Tarea 1: Traduce al inglés esta oración del fragmento sobre Bret Easton Ellis: "Bret, doce años después, se ha terminado por convertir en ese Easton Ellis deformado y paródico que encontrábamos en las páginas de Lunar Park."
Tarea 2: Transcribe del fragmento sobre Bret Easton Ellis el pasaje que va desde "Bret, doce años" hasta "noviembre de 2016.", ambos incluidos.

Fragmento de página:

^^^^^^^^^^^^^^^^

Simon&Schuster cedió y jamás publicó American Pyscho.

“Era víctima de cultura aburguesadora de lo políticamente correcto”, decía el autor, al recordar el episodio en Lunar Park, un libro donde el personaje principal era él mismo.

Bret, doce años después, se ha terminado por convertir en ese Easton Ellis deformado y paródico que encontrábamos en las páginas de Lunar Park.

“El Bret Easton Ellis de Lunar Park”, declara el autor en una reciente entrevista para Dazed, “habría estado demasiado aterrorizado, demasiado borracho, para ni siquiera acercarse a un colegio electoral y votar en blanco en las últimas elecciones americanas”.

Leyendo el resto de entrevista, cuesta creer que esta actitud —cínica, apática— no sea la misma que adoptase el propio autor el 8 de noviembre de 2016.

Aunque sólo podamos elucubrar sobre lo que hizo Ellis en día de las elecciones americanas, el novelista sí deja claro lo que habría hecho Patrick Bateman, el yuppie psicópata que protagoniza American Pyscho. “Habría votado a Trump. ¿A quién iba a votar si no? ¿Al Green Party? Dicho esto, creo que el Trump actual no es esa figura aspiracional que adoraban los yuppies de Wall Street”, puntualiza el escritor. “Trump ahora se dirige a un tipo de clase social, a gente de clase trabajadora, a la que Patrick desprecia profundamente”.

^^^^^^^^^^^^^^^^

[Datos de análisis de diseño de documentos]

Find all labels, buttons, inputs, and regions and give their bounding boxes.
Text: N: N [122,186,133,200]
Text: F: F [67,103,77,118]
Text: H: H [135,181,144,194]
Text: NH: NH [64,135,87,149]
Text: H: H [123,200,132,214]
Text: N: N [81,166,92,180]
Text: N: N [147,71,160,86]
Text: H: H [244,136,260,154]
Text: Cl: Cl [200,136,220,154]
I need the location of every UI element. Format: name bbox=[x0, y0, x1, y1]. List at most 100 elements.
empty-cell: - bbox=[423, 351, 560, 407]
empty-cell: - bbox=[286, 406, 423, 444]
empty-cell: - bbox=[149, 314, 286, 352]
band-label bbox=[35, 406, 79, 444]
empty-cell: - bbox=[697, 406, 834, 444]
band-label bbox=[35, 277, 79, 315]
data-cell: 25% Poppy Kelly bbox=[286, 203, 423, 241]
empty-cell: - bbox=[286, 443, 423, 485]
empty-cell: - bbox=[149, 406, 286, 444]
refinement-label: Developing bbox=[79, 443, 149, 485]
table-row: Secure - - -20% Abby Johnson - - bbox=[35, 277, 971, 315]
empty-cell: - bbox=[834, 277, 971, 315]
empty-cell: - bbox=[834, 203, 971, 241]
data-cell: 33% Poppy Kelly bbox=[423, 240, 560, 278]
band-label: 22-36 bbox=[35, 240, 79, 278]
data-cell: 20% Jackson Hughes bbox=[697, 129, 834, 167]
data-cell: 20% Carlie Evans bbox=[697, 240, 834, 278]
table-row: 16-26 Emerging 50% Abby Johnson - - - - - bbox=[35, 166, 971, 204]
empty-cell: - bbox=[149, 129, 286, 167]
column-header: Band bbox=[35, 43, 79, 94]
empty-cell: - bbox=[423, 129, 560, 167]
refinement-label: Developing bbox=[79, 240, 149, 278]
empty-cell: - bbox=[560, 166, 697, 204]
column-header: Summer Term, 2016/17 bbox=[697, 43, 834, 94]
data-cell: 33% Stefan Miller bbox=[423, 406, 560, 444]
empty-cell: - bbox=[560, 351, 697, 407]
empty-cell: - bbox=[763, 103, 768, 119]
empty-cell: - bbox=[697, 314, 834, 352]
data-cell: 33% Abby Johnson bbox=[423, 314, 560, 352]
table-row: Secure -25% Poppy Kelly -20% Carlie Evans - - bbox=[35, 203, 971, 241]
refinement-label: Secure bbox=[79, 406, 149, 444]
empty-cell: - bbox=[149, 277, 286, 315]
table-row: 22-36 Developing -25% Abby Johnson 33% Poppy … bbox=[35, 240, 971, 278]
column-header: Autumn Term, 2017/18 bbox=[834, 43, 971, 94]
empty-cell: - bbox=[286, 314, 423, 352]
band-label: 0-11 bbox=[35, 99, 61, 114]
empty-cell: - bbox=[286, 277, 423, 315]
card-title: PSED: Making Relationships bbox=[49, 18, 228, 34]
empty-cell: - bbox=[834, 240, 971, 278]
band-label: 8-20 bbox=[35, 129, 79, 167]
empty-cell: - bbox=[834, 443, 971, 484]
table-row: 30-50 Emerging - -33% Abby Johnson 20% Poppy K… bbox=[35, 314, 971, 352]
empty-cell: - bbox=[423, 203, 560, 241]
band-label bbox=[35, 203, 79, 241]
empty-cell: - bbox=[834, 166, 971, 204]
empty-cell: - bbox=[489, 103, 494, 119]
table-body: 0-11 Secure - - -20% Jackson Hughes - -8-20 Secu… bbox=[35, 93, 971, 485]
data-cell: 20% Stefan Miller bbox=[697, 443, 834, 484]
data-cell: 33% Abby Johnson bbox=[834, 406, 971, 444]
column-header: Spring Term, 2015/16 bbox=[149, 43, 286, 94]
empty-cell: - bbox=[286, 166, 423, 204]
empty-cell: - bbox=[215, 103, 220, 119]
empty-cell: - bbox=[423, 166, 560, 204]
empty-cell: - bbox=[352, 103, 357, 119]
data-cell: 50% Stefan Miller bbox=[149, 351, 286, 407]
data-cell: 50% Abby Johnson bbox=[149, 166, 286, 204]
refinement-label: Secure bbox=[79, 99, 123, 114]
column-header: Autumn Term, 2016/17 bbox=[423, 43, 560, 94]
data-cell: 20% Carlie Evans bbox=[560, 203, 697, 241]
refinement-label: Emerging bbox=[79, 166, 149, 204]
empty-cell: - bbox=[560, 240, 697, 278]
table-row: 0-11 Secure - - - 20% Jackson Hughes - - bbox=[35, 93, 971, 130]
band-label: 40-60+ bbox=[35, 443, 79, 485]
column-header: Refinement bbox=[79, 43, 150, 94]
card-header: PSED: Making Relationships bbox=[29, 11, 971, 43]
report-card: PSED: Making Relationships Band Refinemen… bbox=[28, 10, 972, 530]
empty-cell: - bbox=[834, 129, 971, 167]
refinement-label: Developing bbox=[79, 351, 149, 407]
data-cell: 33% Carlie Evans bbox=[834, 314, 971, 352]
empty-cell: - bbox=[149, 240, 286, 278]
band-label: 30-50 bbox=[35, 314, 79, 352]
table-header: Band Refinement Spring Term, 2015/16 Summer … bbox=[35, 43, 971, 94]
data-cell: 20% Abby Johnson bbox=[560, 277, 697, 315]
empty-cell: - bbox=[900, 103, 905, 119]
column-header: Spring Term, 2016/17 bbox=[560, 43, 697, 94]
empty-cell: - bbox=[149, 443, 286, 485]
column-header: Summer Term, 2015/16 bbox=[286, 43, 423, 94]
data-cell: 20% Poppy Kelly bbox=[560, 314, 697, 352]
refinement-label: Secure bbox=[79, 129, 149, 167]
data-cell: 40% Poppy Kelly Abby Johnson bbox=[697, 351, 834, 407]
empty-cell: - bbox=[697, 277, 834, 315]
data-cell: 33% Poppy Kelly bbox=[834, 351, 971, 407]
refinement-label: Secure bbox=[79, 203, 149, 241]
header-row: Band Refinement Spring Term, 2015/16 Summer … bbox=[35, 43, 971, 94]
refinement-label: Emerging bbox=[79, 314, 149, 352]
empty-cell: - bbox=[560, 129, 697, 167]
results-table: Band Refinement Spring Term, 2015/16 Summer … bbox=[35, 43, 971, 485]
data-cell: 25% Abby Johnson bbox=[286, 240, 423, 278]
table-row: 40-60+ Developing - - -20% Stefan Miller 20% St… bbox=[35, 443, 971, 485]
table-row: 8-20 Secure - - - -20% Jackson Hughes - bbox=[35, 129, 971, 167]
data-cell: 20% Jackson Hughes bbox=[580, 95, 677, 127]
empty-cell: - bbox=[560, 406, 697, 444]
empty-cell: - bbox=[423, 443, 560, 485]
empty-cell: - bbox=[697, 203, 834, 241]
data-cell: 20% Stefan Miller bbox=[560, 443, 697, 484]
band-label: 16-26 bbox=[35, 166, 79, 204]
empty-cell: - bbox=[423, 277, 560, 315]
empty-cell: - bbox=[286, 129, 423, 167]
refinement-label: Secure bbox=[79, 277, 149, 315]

^^^^^^^^^^^^^^^^

Tu solución 1: Bret, twelve years later, has ended up turning into that distorted, parodic Easton Ellis we found in the pages of Lunar Park.

Tu solución 2:
Bret, doce años después, se ha terminado por convertir en ese Easton Ellis deformado y paródico que encontrábamos en las páginas de Lunar Park.

“El Bret Easton Ellis de Lunar Park”, declara el autor en una reciente entrevista para Dazed, “habría estado demasiado aterrorizado, demasiado borracho, para ni siquiera acercarse a un colegio electoral y votar en blanco en las últimas elecciones americanas”.

Leyendo el resto de entrevista, cuesta creer que esta actitud —cínica, apática— no sea la misma que adoptase el propio autor el 8 de noviembre de 2016.